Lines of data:
──────────────────────────────

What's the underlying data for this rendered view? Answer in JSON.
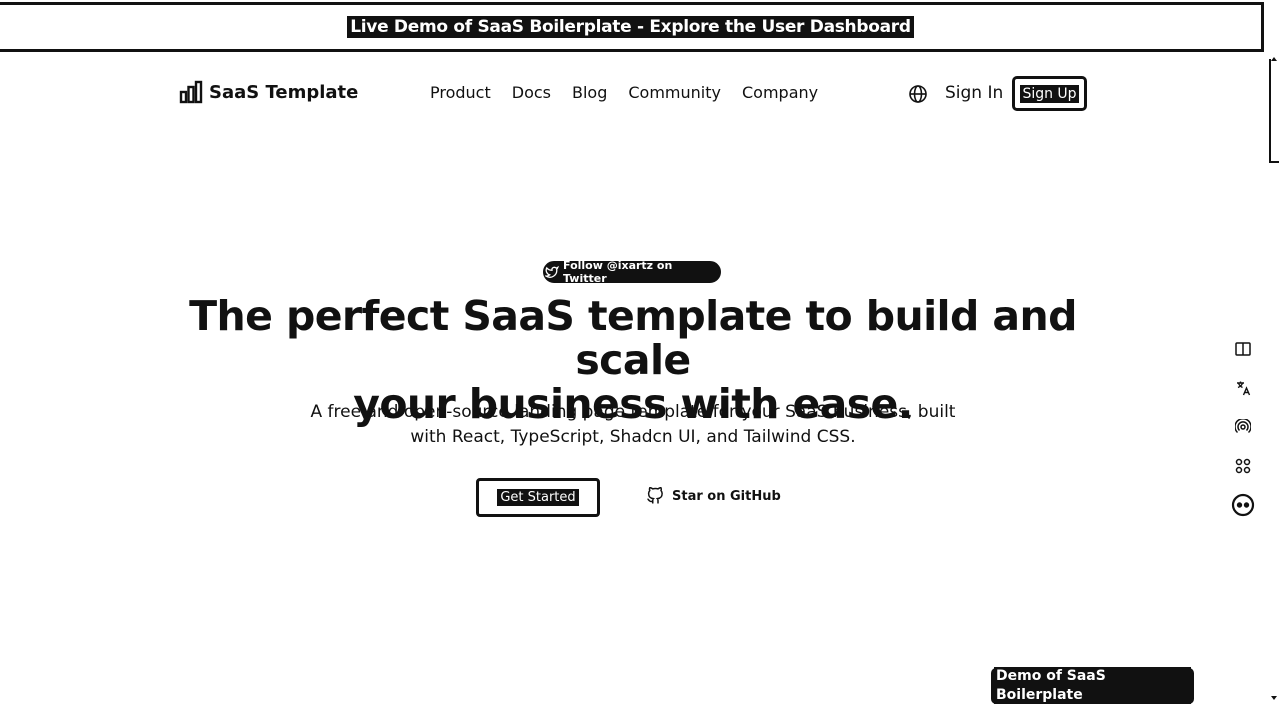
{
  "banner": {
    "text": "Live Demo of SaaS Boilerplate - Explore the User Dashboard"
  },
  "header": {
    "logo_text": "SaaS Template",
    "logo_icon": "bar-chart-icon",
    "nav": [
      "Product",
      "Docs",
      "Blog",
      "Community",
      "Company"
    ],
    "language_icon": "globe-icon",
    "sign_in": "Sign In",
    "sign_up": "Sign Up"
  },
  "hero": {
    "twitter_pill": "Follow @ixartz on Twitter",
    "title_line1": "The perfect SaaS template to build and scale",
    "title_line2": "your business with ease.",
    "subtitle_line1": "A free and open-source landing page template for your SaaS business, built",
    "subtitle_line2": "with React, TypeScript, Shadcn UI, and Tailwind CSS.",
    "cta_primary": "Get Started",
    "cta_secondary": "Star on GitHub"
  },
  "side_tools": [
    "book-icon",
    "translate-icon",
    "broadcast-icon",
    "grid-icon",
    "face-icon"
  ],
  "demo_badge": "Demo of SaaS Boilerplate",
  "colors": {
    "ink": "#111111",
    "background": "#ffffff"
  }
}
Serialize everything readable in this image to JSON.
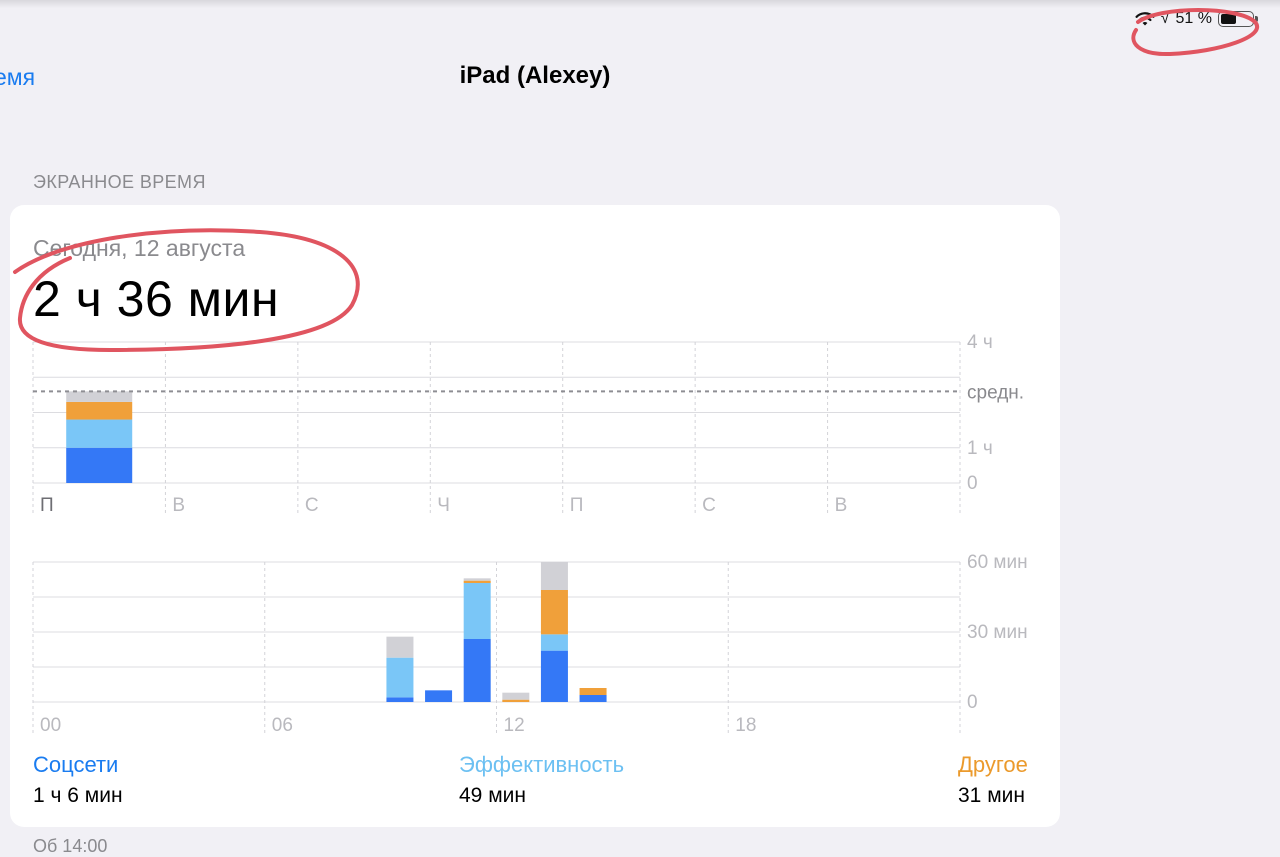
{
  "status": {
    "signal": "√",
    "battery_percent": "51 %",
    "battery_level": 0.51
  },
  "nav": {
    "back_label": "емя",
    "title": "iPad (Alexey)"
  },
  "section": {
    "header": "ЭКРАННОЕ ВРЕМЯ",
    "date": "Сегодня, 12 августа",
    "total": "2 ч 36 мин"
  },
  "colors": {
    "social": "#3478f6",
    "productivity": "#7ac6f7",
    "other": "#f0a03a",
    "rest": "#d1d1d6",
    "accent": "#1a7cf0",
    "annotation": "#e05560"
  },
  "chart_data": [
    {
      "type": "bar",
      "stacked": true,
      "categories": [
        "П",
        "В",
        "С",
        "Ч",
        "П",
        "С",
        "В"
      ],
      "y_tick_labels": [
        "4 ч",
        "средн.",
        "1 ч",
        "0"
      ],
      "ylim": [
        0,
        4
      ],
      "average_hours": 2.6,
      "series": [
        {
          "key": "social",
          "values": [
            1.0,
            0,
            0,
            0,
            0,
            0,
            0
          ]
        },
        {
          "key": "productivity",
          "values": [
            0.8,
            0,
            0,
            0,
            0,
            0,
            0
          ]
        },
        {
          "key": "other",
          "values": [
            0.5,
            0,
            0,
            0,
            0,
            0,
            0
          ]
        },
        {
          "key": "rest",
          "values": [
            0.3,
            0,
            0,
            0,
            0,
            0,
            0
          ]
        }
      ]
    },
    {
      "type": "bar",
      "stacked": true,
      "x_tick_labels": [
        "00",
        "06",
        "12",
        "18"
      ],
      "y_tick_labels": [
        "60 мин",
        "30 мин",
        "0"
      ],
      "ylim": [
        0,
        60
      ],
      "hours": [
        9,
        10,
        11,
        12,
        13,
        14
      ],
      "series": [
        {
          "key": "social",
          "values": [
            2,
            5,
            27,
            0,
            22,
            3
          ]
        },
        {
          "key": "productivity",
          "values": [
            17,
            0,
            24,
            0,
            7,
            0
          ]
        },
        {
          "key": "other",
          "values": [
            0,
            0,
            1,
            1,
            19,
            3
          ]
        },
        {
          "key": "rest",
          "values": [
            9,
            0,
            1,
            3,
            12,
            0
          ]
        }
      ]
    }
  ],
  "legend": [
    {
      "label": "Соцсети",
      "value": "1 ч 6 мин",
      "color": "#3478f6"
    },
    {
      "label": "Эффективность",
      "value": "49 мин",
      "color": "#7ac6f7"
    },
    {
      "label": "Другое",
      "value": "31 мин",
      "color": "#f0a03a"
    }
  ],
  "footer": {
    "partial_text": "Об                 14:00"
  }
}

──────────────────────────────

● Written task
Working from the lines above, reproduce the material exactly and exclude its pictures.

● Result for this task
What's the underlying data for this rendered view? Answer in JSON.
{
  "banner": {
    "text": "Live Demo of SaaS Boilerplate - Explore the User Dashboard"
  },
  "header": {
    "logo_text": "SaaS Template",
    "logo_icon": "bar-chart-icon",
    "nav": [
      "Product",
      "Docs",
      "Blog",
      "Community",
      "Company"
    ],
    "language_icon": "globe-icon",
    "sign_in": "Sign In",
    "sign_up": "Sign Up"
  },
  "hero": {
    "twitter_pill": "Follow @ixartz on Twitter",
    "title_line1": "The perfect SaaS template to build and scale",
    "title_line2": "your business with ease.",
    "subtitle_line1": "A free and open-source landing page template for your SaaS business, built",
    "subtitle_line2": "with React, TypeScript, Shadcn UI, and Tailwind CSS.",
    "cta_primary": "Get Started",
    "cta_secondary": "Star on GitHub"
  },
  "side_tools": [
    "book-icon",
    "translate-icon",
    "broadcast-icon",
    "grid-icon",
    "face-icon"
  ],
  "demo_badge": "Demo of SaaS Boilerplate",
  "colors": {
    "ink": "#111111",
    "background": "#ffffff"
  }
}
Serialize everything readable in this image to JSON.
{
  "status": {
    "signal": "√",
    "battery_percent": "51 %",
    "battery_level": 0.51
  },
  "nav": {
    "back_label": "емя",
    "title": "iPad (Alexey)"
  },
  "section": {
    "header": "ЭКРАННОЕ ВРЕМЯ",
    "date": "Сегодня, 12 августа",
    "total": "2 ч 36 мин"
  },
  "colors": {
    "social": "#3478f6",
    "productivity": "#7ac6f7",
    "other": "#f0a03a",
    "rest": "#d1d1d6",
    "accent": "#1a7cf0",
    "annotation": "#e05560"
  },
  "chart_data": [
    {
      "type": "bar",
      "stacked": true,
      "categories": [
        "П",
        "В",
        "С",
        "Ч",
        "П",
        "С",
        "В"
      ],
      "y_tick_labels": [
        "4 ч",
        "средн.",
        "1 ч",
        "0"
      ],
      "ylim": [
        0,
        4
      ],
      "average_hours": 2.6,
      "series": [
        {
          "key": "social",
          "values": [
            1.0,
            0,
            0,
            0,
            0,
            0,
            0
          ]
        },
        {
          "key": "productivity",
          "values": [
            0.8,
            0,
            0,
            0,
            0,
            0,
            0
          ]
        },
        {
          "key": "other",
          "values": [
            0.5,
            0,
            0,
            0,
            0,
            0,
            0
          ]
        },
        {
          "key": "rest",
          "values": [
            0.3,
            0,
            0,
            0,
            0,
            0,
            0
          ]
        }
      ]
    },
    {
      "type": "bar",
      "stacked": true,
      "x_tick_labels": [
        "00",
        "06",
        "12",
        "18"
      ],
      "y_tick_labels": [
        "60 мин",
        "30 мин",
        "0"
      ],
      "ylim": [
        0,
        60
      ],
      "hours": [
        9,
        10,
        11,
        12,
        13,
        14
      ],
      "series": [
        {
          "key": "social",
          "values": [
            2,
            5,
            27,
            0,
            22,
            3
          ]
        },
        {
          "key": "productivity",
          "values": [
            17,
            0,
            24,
            0,
            7,
            0
          ]
        },
        {
          "key": "other",
          "values": [
            0,
            0,
            1,
            1,
            19,
            3
          ]
        },
        {
          "key": "rest",
          "values": [
            9,
            0,
            1,
            3,
            12,
            0
          ]
        }
      ]
    }
  ],
  "legend": [
    {
      "label": "Соцсети",
      "value": "1 ч 6 мин",
      "color": "#3478f6"
    },
    {
      "label": "Эффективность",
      "value": "49 мин",
      "color": "#7ac6f7"
    },
    {
      "label": "Другое",
      "value": "31 мин",
      "color": "#f0a03a"
    }
  ],
  "footer": {
    "partial_text": "Об                 14:00"
  }
}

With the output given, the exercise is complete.